» Dataset excerpts:

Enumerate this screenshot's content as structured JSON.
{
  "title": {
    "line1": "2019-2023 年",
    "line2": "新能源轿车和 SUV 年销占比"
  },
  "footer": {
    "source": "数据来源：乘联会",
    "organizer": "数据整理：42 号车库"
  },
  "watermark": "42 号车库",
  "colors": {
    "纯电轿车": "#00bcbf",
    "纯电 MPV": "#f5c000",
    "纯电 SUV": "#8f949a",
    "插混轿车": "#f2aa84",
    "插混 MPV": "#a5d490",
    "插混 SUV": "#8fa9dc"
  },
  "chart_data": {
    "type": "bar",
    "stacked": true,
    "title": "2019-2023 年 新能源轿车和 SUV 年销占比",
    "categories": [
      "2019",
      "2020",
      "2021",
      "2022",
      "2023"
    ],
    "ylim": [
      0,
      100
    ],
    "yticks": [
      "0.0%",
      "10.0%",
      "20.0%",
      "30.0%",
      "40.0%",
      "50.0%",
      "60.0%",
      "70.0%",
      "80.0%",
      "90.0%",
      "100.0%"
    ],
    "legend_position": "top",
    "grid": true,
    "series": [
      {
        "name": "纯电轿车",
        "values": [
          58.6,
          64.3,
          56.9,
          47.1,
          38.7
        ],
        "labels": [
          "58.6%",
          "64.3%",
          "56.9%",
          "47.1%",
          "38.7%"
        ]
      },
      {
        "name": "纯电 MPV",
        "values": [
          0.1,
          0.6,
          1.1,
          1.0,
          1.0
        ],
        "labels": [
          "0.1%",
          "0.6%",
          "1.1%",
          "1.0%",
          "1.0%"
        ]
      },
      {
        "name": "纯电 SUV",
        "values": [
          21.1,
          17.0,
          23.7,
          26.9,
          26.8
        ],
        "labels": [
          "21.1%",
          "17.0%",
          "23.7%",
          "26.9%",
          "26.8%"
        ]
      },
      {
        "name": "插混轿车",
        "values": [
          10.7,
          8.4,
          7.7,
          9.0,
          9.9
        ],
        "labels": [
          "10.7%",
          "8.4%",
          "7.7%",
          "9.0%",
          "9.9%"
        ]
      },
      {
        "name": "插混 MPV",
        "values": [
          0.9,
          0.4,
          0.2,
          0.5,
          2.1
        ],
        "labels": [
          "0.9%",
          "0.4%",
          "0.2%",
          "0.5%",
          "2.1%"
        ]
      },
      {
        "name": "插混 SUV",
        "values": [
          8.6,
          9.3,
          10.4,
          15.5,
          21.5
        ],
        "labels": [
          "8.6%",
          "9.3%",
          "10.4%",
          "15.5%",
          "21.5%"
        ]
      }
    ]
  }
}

» Problem to solve: Search the lines for "name". Copy each line that has it.

» Solution to the problem:
        "name": "纯电轿车",
        "name": "纯电 MPV",
        "name": "纯电 SUV",
        "name": "插混轿车",
        "name": "插混 MPV",
        "name": "插混 SUV",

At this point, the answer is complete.